### Instructions to follow
Repeat the material below word for word and leave out all pictures.

[Data items]
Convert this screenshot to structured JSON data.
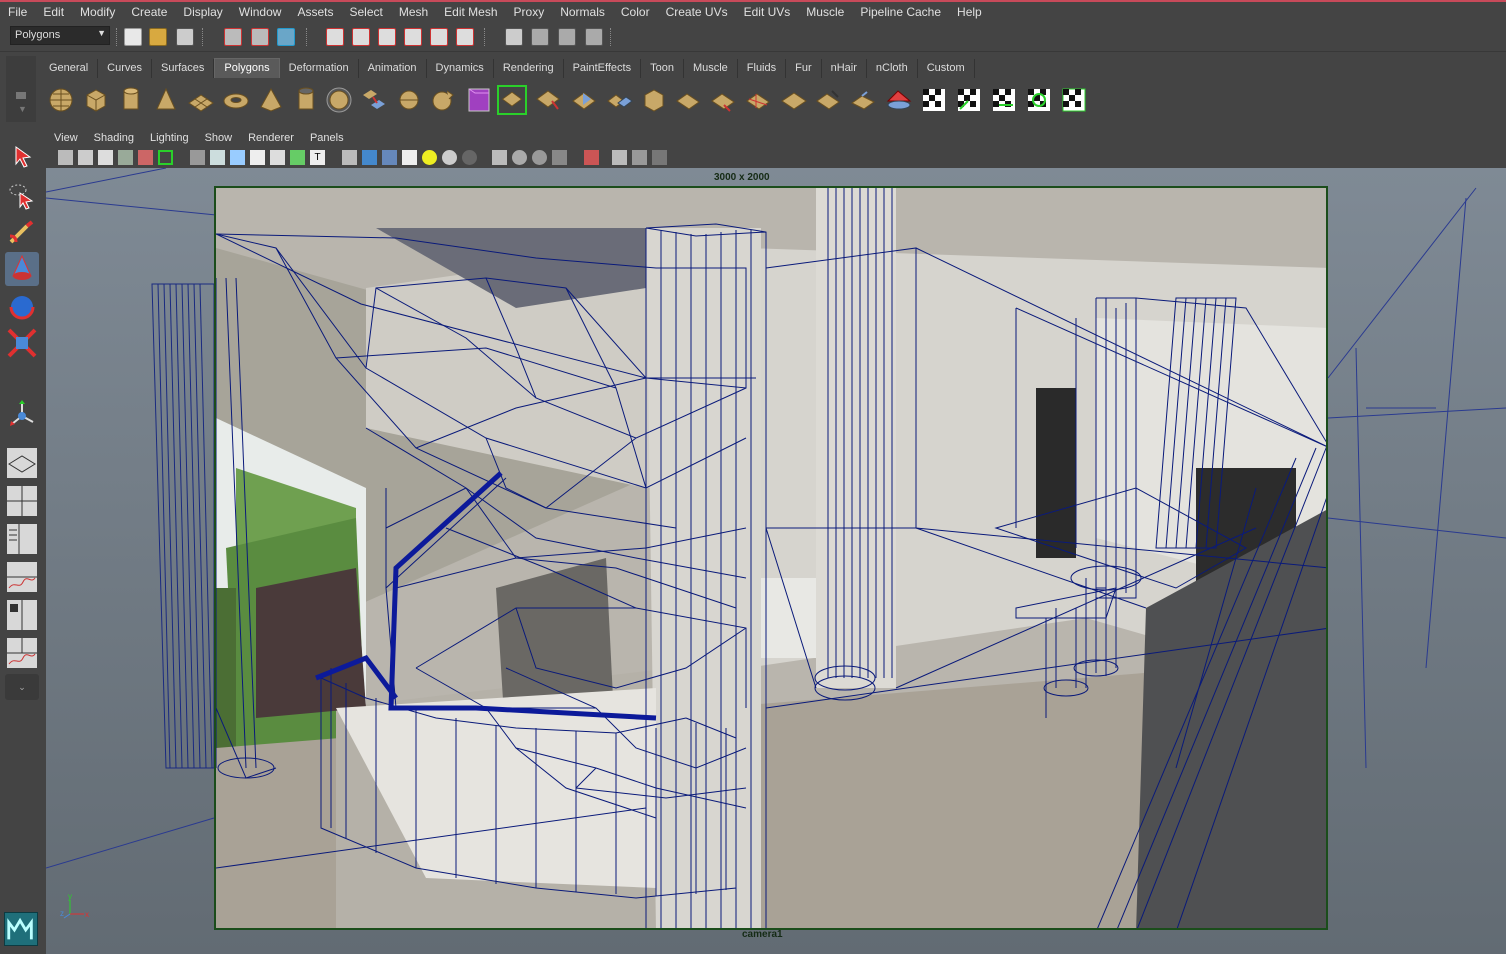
{
  "menubar": {
    "items": [
      "File",
      "Edit",
      "Modify",
      "Create",
      "Display",
      "Window",
      "Assets",
      "Select",
      "Mesh",
      "Edit Mesh",
      "Proxy",
      "Normals",
      "Color",
      "Create UVs",
      "Edit UVs",
      "Muscle",
      "Pipeline Cache",
      "Help"
    ]
  },
  "statusline": {
    "mode": "Polygons"
  },
  "shelf": {
    "tabs": [
      "General",
      "Curves",
      "Surfaces",
      "Polygons",
      "Deformation",
      "Animation",
      "Dynamics",
      "Rendering",
      "PaintEffects",
      "Toon",
      "Muscle",
      "Fluids",
      "Fur",
      "nHair",
      "nCloth",
      "Custom"
    ],
    "active_tab": "Polygons"
  },
  "panel": {
    "menus": [
      "View",
      "Shading",
      "Lighting",
      "Show",
      "Renderer",
      "Panels"
    ]
  },
  "viewport": {
    "resolution_label": "3000 x 2000",
    "camera_label": "camera1",
    "axis_x": "x",
    "axis_y": "y",
    "axis_z": "z"
  },
  "colors": {
    "accent_red": "#c84a5a",
    "wireframe": "#0a1a7a",
    "resolution_gate": "#1b4d1b",
    "viewport_bg": "#7f8a95"
  }
}
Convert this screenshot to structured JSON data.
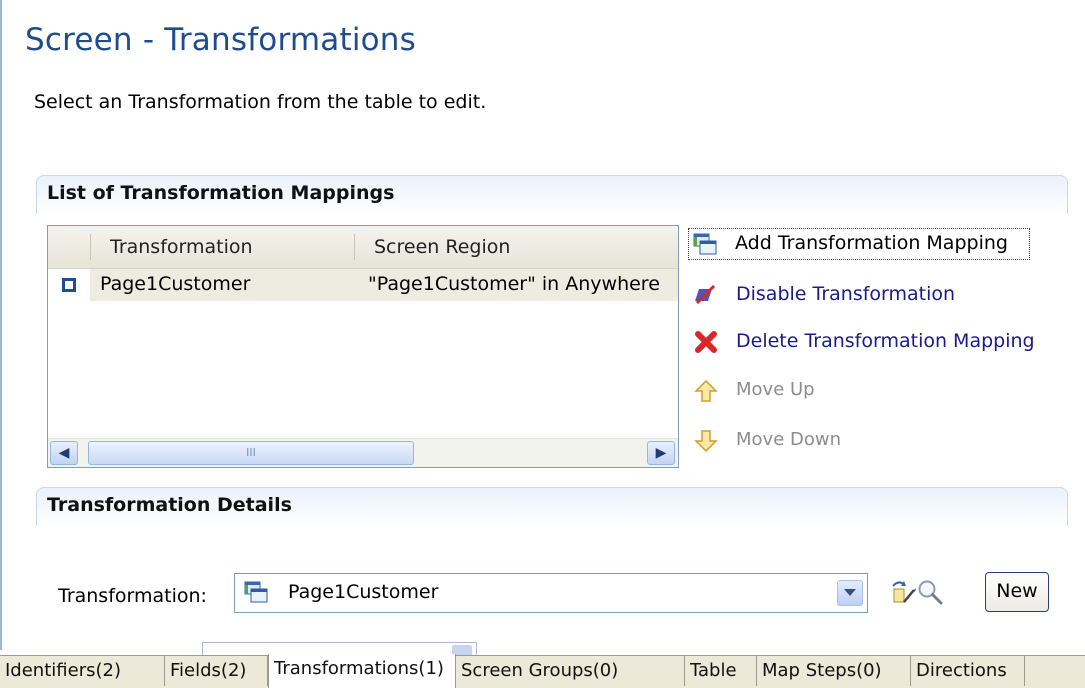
{
  "page": {
    "title": "Screen - Transformations",
    "intro": "Select an Transformation from the table to edit."
  },
  "mappings_section": {
    "header": "List of Transformation Mappings",
    "columns": [
      "Transformation",
      "Screen Region"
    ],
    "rows": [
      {
        "transformation": "Page1Customer",
        "screen_region": "\"Page1Customer\" in Anywhere"
      }
    ],
    "scroll_thumb_glyph": "III"
  },
  "actions": {
    "add": {
      "label": "Add Transformation Mapping",
      "icon": "add-mapping-icon"
    },
    "disable": {
      "label": "Disable Transformation",
      "icon": "disable-icon"
    },
    "delete": {
      "label": "Delete Transformation Mapping",
      "icon": "delete-x-icon"
    },
    "move_up": {
      "label": "Move Up",
      "icon": "arrow-up-icon"
    },
    "move_down": {
      "label": "Move Down",
      "icon": "arrow-down-icon"
    }
  },
  "details_section": {
    "header": "Transformation Details",
    "transformation_label": "Transformation:",
    "transformation_value": "Page1Customer",
    "new_button": "New"
  },
  "tabs": [
    {
      "label": "Identifiers(2)",
      "active": false
    },
    {
      "label": "Fields(2)",
      "active": false
    },
    {
      "label": "Transformations(1)",
      "active": true
    },
    {
      "label": "Screen Groups(0)",
      "active": false
    },
    {
      "label": "Table",
      "active": false
    },
    {
      "label": "Map Steps(0)",
      "active": false
    },
    {
      "label": "Directions",
      "active": false
    }
  ],
  "colors": {
    "title": "#1f4d8c",
    "link": "#1a1a8c",
    "disabled": "#8c8c8c",
    "delete_red": "#d8262a"
  }
}
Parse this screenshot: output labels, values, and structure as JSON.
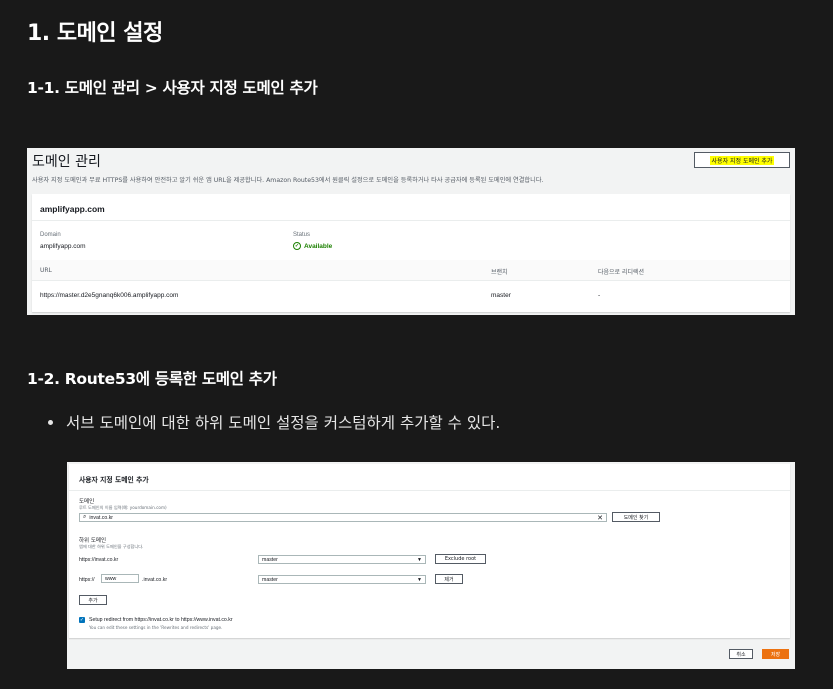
{
  "heading1": "1. 도메인 설정",
  "section1_title": "1-1. 도메인 관리 > 사용자 지정 도메인 추가",
  "section2_title": "1-2. Route53에 등록한 도메인 추가",
  "bullet_text": "서브 도메인에 대한 하위 도메인 설정을 커스텀하게 추가할 수 있다.",
  "domain_mgmt": {
    "title": "도메인 관리",
    "add_button": "사용자 지정 도메인 추가",
    "description": "사용자 지정 도메인과 무료 HTTPS를 사용하여 안전하고 알기 쉬운 앱 URL을 제공합니다. Amazon Route53에서 원클릭 설정으로 도메인을 등록하거나 타사 공급자에 등록된 도메인에 연결합니다.",
    "card_title": "amplifyapp.com",
    "domain_label": "Domain",
    "domain_value": "amplifyapp.com",
    "status_label": "Status",
    "status_value": "Available",
    "status_color": "#1d8102",
    "table": {
      "headers": [
        "URL",
        "브랜치",
        "다음으로 리디렉션"
      ],
      "row": [
        "https://master.d2e5gnanq6k006.amplifyapp.com",
        "master",
        "-"
      ]
    }
  },
  "add_domain": {
    "header": "사용자 지정 도메인 추가",
    "domain_label": "도메인",
    "domain_hint": "루트 도메인의 이름 입력(예: yourdomain.com)",
    "domain_value": "invat.co.kr",
    "find_button": "도메인 찾기",
    "subdomain_label": "하위 도메인",
    "subdomain_hint": "앱에 대한 하위 도메인을 구성합니다.",
    "rows": [
      {
        "prefix": "https://invat.co.kr",
        "input": "",
        "suffix": "",
        "branch": "master",
        "action": "Exclude root"
      },
      {
        "prefix": "https://",
        "input": "www",
        "suffix": ".invat.co.kr",
        "branch": "master",
        "action": "제거"
      }
    ],
    "add_button": "추가",
    "redirect_label": "Setup redirect from https://invat.co.kr to https://www.invat.co.kr",
    "redirect_hint": "You can edit these settings in the 'Rewrites and redirects' page.",
    "cancel_button": "취소",
    "save_button": "저장",
    "save_color": "#ec7211"
  }
}
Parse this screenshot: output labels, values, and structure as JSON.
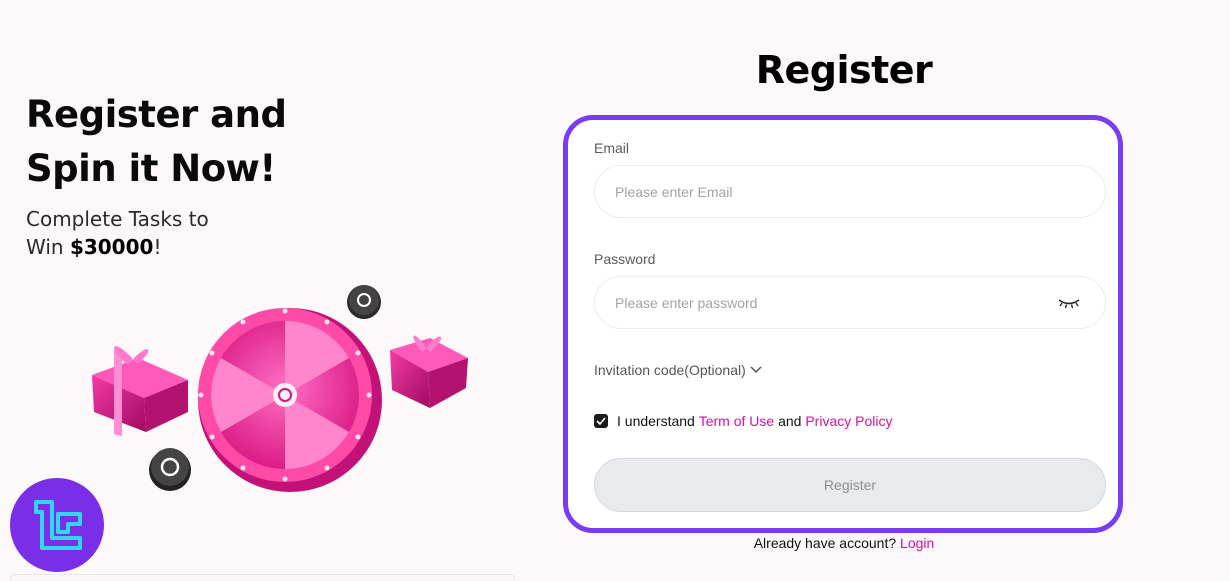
{
  "promo": {
    "title_line1": "Register and",
    "title_line2": "Spin it Now!",
    "subtitle_line1": "Complete Tasks to",
    "subtitle_win": "Win ",
    "subtitle_amount": "$30000",
    "subtitle_end": "!"
  },
  "form": {
    "title": "Register",
    "email_label": "Email",
    "email_placeholder": "Please enter Email",
    "email_value": "",
    "password_label": "Password",
    "password_placeholder": "Please enter password",
    "password_value": "",
    "invitation_label": "Invitation code(Optional)",
    "agree_text": "I understand ",
    "terms_link": "Term of Use",
    "and_text": " and ",
    "privacy_link": "Privacy Policy",
    "register_button": "Register",
    "have_account": "Already have account? ",
    "login_link": "Login"
  },
  "colors": {
    "accent_border": "#7a3cf0",
    "link": "#d512a0",
    "wheel": "#f0399f"
  },
  "icons": [
    "eye-closed-icon",
    "chevron-down-icon",
    "check-icon",
    "gift-icon",
    "spin-wheel-icon",
    "timer-icon",
    "brand-logo"
  ]
}
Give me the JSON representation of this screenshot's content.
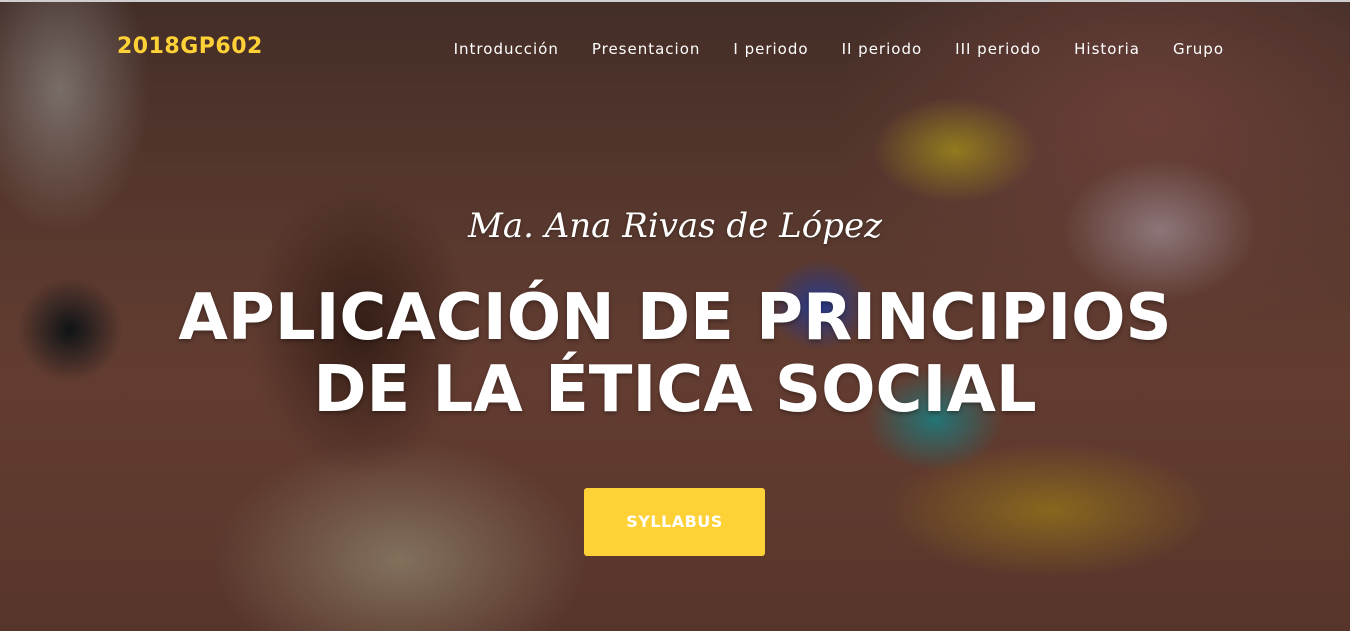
{
  "nav": {
    "brand": "2018GP602",
    "items": [
      {
        "label": "Introducción"
      },
      {
        "label": "Presentacion"
      },
      {
        "label": "I periodo"
      },
      {
        "label": "II periodo"
      },
      {
        "label": "III periodo"
      },
      {
        "label": "Historia"
      },
      {
        "label": "Grupo"
      }
    ]
  },
  "hero": {
    "subtitle": "Ma. Ana Rivas de López",
    "title_line1": "APLICACIÓN DE PRINCIPIOS",
    "title_line2": "DE LA ÉTICA SOCIAL",
    "button_label": "SYLLABUS"
  },
  "colors": {
    "accent": "#fed136",
    "text": "#ffffff"
  }
}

### Answer to the problem
Convert this screenshot to structured JSON data.
{
  "menubar": {
    "items": [
      "File",
      "Edit",
      "Modify",
      "Create",
      "Display",
      "Window",
      "Assets",
      "Select",
      "Mesh",
      "Edit Mesh",
      "Proxy",
      "Normals",
      "Color",
      "Create UVs",
      "Edit UVs",
      "Muscle",
      "Pipeline Cache",
      "Help"
    ]
  },
  "statusline": {
    "mode": "Polygons"
  },
  "shelf": {
    "tabs": [
      "General",
      "Curves",
      "Surfaces",
      "Polygons",
      "Deformation",
      "Animation",
      "Dynamics",
      "Rendering",
      "PaintEffects",
      "Toon",
      "Muscle",
      "Fluids",
      "Fur",
      "nHair",
      "nCloth",
      "Custom"
    ],
    "active_tab": "Polygons"
  },
  "panel": {
    "menus": [
      "View",
      "Shading",
      "Lighting",
      "Show",
      "Renderer",
      "Panels"
    ]
  },
  "viewport": {
    "resolution_label": "3000 x 2000",
    "camera_label": "camera1",
    "axis_x": "x",
    "axis_y": "y",
    "axis_z": "z"
  },
  "colors": {
    "accent_red": "#c84a5a",
    "wireframe": "#0a1a7a",
    "resolution_gate": "#1b4d1b",
    "viewport_bg": "#7f8a95"
  }
}
Convert this screenshot to structured JSON data.
{
  "page": {
    "title": "Screen - Transformations",
    "intro": "Select an Transformation from the table to edit."
  },
  "mappings_section": {
    "header": "List of Transformation Mappings",
    "columns": [
      "Transformation",
      "Screen Region"
    ],
    "rows": [
      {
        "transformation": "Page1Customer",
        "screen_region": "\"Page1Customer\" in Anywhere"
      }
    ],
    "scroll_thumb_glyph": "III"
  },
  "actions": {
    "add": {
      "label": "Add Transformation Mapping",
      "icon": "add-mapping-icon"
    },
    "disable": {
      "label": "Disable Transformation",
      "icon": "disable-icon"
    },
    "delete": {
      "label": "Delete Transformation Mapping",
      "icon": "delete-x-icon"
    },
    "move_up": {
      "label": "Move Up",
      "icon": "arrow-up-icon"
    },
    "move_down": {
      "label": "Move Down",
      "icon": "arrow-down-icon"
    }
  },
  "details_section": {
    "header": "Transformation Details",
    "transformation_label": "Transformation:",
    "transformation_value": "Page1Customer",
    "new_button": "New"
  },
  "tabs": [
    {
      "label": "Identifiers(2)",
      "active": false
    },
    {
      "label": "Fields(2)",
      "active": false
    },
    {
      "label": "Transformations(1)",
      "active": true
    },
    {
      "label": "Screen Groups(0)",
      "active": false
    },
    {
      "label": "Table",
      "active": false
    },
    {
      "label": "Map Steps(0)",
      "active": false
    },
    {
      "label": "Directions",
      "active": false
    }
  ],
  "colors": {
    "title": "#1f4d8c",
    "link": "#1a1a8c",
    "disabled": "#8c8c8c",
    "delete_red": "#d8262a"
  }
}
Parse this screenshot: output labels, values, and structure as JSON.
{
  "heading1": "1. 도메인 설정",
  "section1_title": "1-1. 도메인 관리 > 사용자 지정 도메인 추가",
  "section2_title": "1-2. Route53에 등록한 도메인 추가",
  "bullet_text": "서브 도메인에 대한 하위 도메인 설정을 커스텀하게 추가할 수 있다.",
  "domain_mgmt": {
    "title": "도메인 관리",
    "add_button": "사용자 지정 도메인 추가",
    "description": "사용자 지정 도메인과 무료 HTTPS를 사용하여 안전하고 알기 쉬운 앱 URL을 제공합니다. Amazon Route53에서 원클릭 설정으로 도메인을 등록하거나 타사 공급자에 등록된 도메인에 연결합니다.",
    "card_title": "amplifyapp.com",
    "domain_label": "Domain",
    "domain_value": "amplifyapp.com",
    "status_label": "Status",
    "status_value": "Available",
    "status_color": "#1d8102",
    "table": {
      "headers": [
        "URL",
        "브랜치",
        "다음으로 리디렉션"
      ],
      "row": [
        "https://master.d2e5gnanq6k006.amplifyapp.com",
        "master",
        "-"
      ]
    }
  },
  "add_domain": {
    "header": "사용자 지정 도메인 추가",
    "domain_label": "도메인",
    "domain_hint": "루트 도메인의 이름 입력(예: yourdomain.com)",
    "domain_value": "invat.co.kr",
    "find_button": "도메인 찾기",
    "subdomain_label": "하위 도메인",
    "subdomain_hint": "앱에 대한 하위 도메인을 구성합니다.",
    "rows": [
      {
        "prefix": "https://invat.co.kr",
        "input": "",
        "suffix": "",
        "branch": "master",
        "action": "Exclude root"
      },
      {
        "prefix": "https://",
        "input": "www",
        "suffix": ".invat.co.kr",
        "branch": "master",
        "action": "제거"
      }
    ],
    "add_button": "추가",
    "redirect_label": "Setup redirect from https://invat.co.kr to https://www.invat.co.kr",
    "redirect_hint": "You can edit these settings in the 'Rewrites and redirects' page.",
    "cancel_button": "취소",
    "save_button": "저장",
    "save_color": "#ec7211"
  }
}
Parse this screenshot: output labels, values, and structure as JSON.
{
  "promo": {
    "title_line1": "Register and",
    "title_line2": "Spin it Now!",
    "subtitle_line1": "Complete Tasks to",
    "subtitle_win": "Win ",
    "subtitle_amount": "$30000",
    "subtitle_end": "!"
  },
  "form": {
    "title": "Register",
    "email_label": "Email",
    "email_placeholder": "Please enter Email",
    "email_value": "",
    "password_label": "Password",
    "password_placeholder": "Please enter password",
    "password_value": "",
    "invitation_label": "Invitation code(Optional)",
    "agree_text": "I understand ",
    "terms_link": "Term of Use",
    "and_text": " and ",
    "privacy_link": "Privacy Policy",
    "register_button": "Register",
    "have_account": "Already have account? ",
    "login_link": "Login"
  },
  "colors": {
    "accent_border": "#7a3cf0",
    "link": "#d512a0",
    "wheel": "#f0399f"
  },
  "icons": [
    "eye-closed-icon",
    "chevron-down-icon",
    "check-icon",
    "gift-icon",
    "spin-wheel-icon",
    "timer-icon",
    "brand-logo"
  ]
}
Give me the JSON representation of this screenshot's content.
{
  "nav": {
    "brand": "2018GP602",
    "items": [
      {
        "label": "Introducción"
      },
      {
        "label": "Presentacion"
      },
      {
        "label": "I periodo"
      },
      {
        "label": "II periodo"
      },
      {
        "label": "III periodo"
      },
      {
        "label": "Historia"
      },
      {
        "label": "Grupo"
      }
    ]
  },
  "hero": {
    "subtitle": "Ma. Ana Rivas de López",
    "title_line1": "APLICACIÓN DE PRINCIPIOS",
    "title_line2": "DE LA ÉTICA SOCIAL",
    "button_label": "SYLLABUS"
  },
  "colors": {
    "accent": "#fed136",
    "text": "#ffffff"
  }
}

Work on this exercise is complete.